PROBLEM STATEMENT:
A line belongs in the answer if it contains "flags"; copy every such line from the entries below.

INPUT:

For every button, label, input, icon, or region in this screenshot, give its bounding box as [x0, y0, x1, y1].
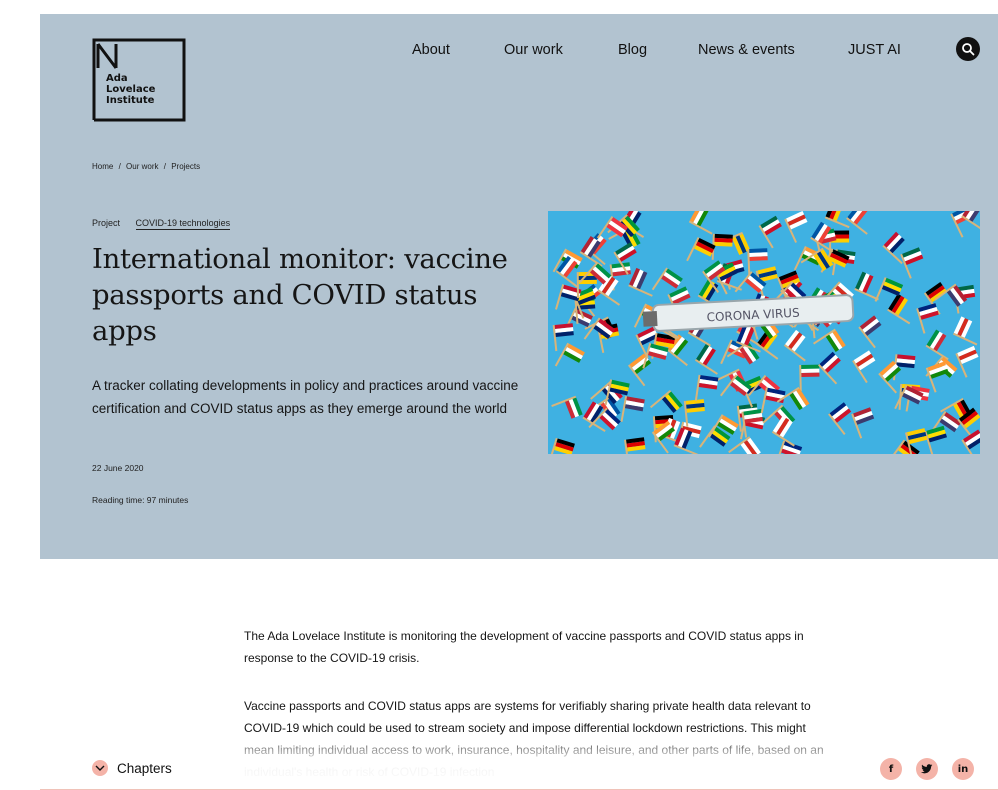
chevron-down-icon — [92, 760, 108, 776]
breadcrumb-home[interactable]: Home — [92, 162, 113, 171]
nav-item-our-work[interactable]: Our work — [504, 42, 563, 58]
intro-paragraph: The Ada Lovelace Institute is monitoring… — [244, 629, 804, 665]
nav-item-about[interactable]: About — [412, 42, 450, 58]
hero-image-flags: CORONA VIRUS — [548, 211, 980, 454]
publish-date: 22 June 2020 — [92, 463, 144, 473]
share-facebook-button[interactable]: f — [880, 758, 902, 780]
nav-item-blog[interactable]: Blog — [618, 42, 647, 58]
hero-section: Ada Lovelace Institute About Our work Bl… — [40, 14, 998, 559]
breadcrumb-separator: / — [118, 162, 121, 171]
breadcrumb-our-work[interactable]: Our work — [126, 162, 158, 171]
breadcrumb-separator: / — [163, 162, 166, 171]
breadcrumb: Home / Our work / Projects — [92, 162, 203, 171]
page: Ada Lovelace Institute About Our work Bl… — [40, 14, 998, 790]
share-twitter-button[interactable] — [916, 758, 938, 780]
reading-time: Reading time: 97 minutes — [92, 495, 189, 505]
facebook-icon: f — [888, 763, 894, 775]
main-nav: About Our work Blog News & events JUST A… — [40, 42, 998, 62]
logo-line: Ada — [106, 73, 128, 84]
chapters-toggle[interactable]: Chapters — [92, 760, 172, 776]
body-paragraph: Vaccine passports and COVID status apps … — [244, 699, 824, 779]
logo-text: Ada Lovelace Institute — [106, 73, 155, 106]
nav-item-news-events[interactable]: News & events — [698, 42, 795, 58]
twitter-icon — [921, 764, 933, 774]
nav-item-just-ai[interactable]: JUST AI — [848, 42, 901, 58]
flags-illustration: CORONA VIRUS — [548, 211, 980, 454]
page-subtitle: A tracker collating developments in poli… — [92, 378, 519, 416]
breadcrumb-projects[interactable]: Projects — [171, 162, 200, 171]
content-tags: Project COVID-19 technologies — [92, 218, 231, 230]
page-title: International monitor: vaccine passports… — [92, 243, 508, 347]
search-button[interactable] — [956, 37, 980, 61]
chapters-label: Chapters — [117, 760, 172, 776]
linkedin-icon: in — [957, 763, 969, 775]
logo-line: Lovelace — [106, 84, 156, 95]
content-type-label: Project — [92, 218, 121, 228]
search-icon — [962, 43, 975, 56]
topic-tag-link[interactable]: COVID-19 technologies — [135, 218, 231, 230]
logo-line: Institute — [106, 95, 155, 106]
share-linkedin-button[interactable]: in — [952, 758, 974, 780]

SOLVED PROBLEM:
hero-image-flags: CORONA VIRUS — [548, 211, 980, 454]
flags-illustration: CORONA VIRUS — [548, 211, 980, 454]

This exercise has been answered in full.